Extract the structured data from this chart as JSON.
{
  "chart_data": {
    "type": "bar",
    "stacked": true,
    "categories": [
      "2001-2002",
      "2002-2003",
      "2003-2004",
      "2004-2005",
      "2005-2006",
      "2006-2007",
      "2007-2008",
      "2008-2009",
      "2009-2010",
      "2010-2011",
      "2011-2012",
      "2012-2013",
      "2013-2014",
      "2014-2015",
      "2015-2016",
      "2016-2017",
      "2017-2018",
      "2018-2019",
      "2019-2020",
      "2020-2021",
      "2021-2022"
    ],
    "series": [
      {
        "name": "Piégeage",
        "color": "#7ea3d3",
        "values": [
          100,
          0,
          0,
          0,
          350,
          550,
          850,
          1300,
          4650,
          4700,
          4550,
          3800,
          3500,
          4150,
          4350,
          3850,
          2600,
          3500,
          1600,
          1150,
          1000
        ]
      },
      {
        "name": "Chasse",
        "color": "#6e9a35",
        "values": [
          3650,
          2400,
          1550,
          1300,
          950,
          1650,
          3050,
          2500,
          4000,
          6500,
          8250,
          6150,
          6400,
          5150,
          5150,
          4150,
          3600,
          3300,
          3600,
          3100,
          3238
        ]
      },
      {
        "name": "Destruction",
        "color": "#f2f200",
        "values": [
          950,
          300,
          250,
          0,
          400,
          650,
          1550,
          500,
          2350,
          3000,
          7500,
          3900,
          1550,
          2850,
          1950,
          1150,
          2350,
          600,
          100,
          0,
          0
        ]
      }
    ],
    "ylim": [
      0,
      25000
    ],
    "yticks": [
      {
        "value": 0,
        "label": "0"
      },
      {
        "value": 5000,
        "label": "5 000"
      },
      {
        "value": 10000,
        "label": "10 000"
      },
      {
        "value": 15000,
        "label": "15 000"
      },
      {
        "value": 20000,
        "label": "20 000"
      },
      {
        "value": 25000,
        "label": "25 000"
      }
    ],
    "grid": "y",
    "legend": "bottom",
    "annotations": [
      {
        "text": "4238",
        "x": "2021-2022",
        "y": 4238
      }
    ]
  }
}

--------------------------------

(What is expected) Reproduce each record exactly as it appears.

(Exercise solution)
Extract the structured data from this chart as JSON.
{
  "chart_data": {
    "type": "bar",
    "stacked": true,
    "categories": [
      "2001-2002",
      "2002-2003",
      "2003-2004",
      "2004-2005",
      "2005-2006",
      "2006-2007",
      "2007-2008",
      "2008-2009",
      "2009-2010",
      "2010-2011",
      "2011-2012",
      "2012-2013",
      "2013-2014",
      "2014-2015",
      "2015-2016",
      "2016-2017",
      "2017-2018",
      "2018-2019",
      "2019-2020",
      "2020-2021",
      "2021-2022"
    ],
    "series": [
      {
        "name": "Piégeage",
        "color": "#7ea3d3",
        "values": [
          100,
          0,
          0,
          0,
          350,
          550,
          850,
          1300,
          4650,
          4700,
          4550,
          3800,
          3500,
          4150,
          4350,
          3850,
          2600,
          3500,
          1600,
          1150,
          1000
        ]
      },
      {
        "name": "Chasse",
        "color": "#6e9a35",
        "values": [
          3650,
          2400,
          1550,
          1300,
          950,
          1650,
          3050,
          2500,
          4000,
          6500,
          8250,
          6150,
          6400,
          5150,
          5150,
          4150,
          3600,
          3300,
          3600,
          3100,
          3238
        ]
      },
      {
        "name": "Destruction",
        "color": "#f2f200",
        "values": [
          950,
          300,
          250,
          0,
          400,
          650,
          1550,
          500,
          2350,
          3000,
          7500,
          3900,
          1550,
          2850,
          1950,
          1150,
          2350,
          600,
          100,
          0,
          0
        ]
      }
    ],
    "ylim": [
      0,
      25000
    ],
    "yticks": [
      {
        "value": 0,
        "label": "0"
      },
      {
        "value": 5000,
        "label": "5 000"
      },
      {
        "value": 10000,
        "label": "10 000"
      },
      {
        "value": 15000,
        "label": "15 000"
      },
      {
        "value": 20000,
        "label": "20 000"
      },
      {
        "value": 25000,
        "label": "25 000"
      }
    ],
    "grid": "y",
    "legend": "bottom",
    "annotations": [
      {
        "text": "4238",
        "x": "2021-2022",
        "y": 4238
      }
    ]
  }
}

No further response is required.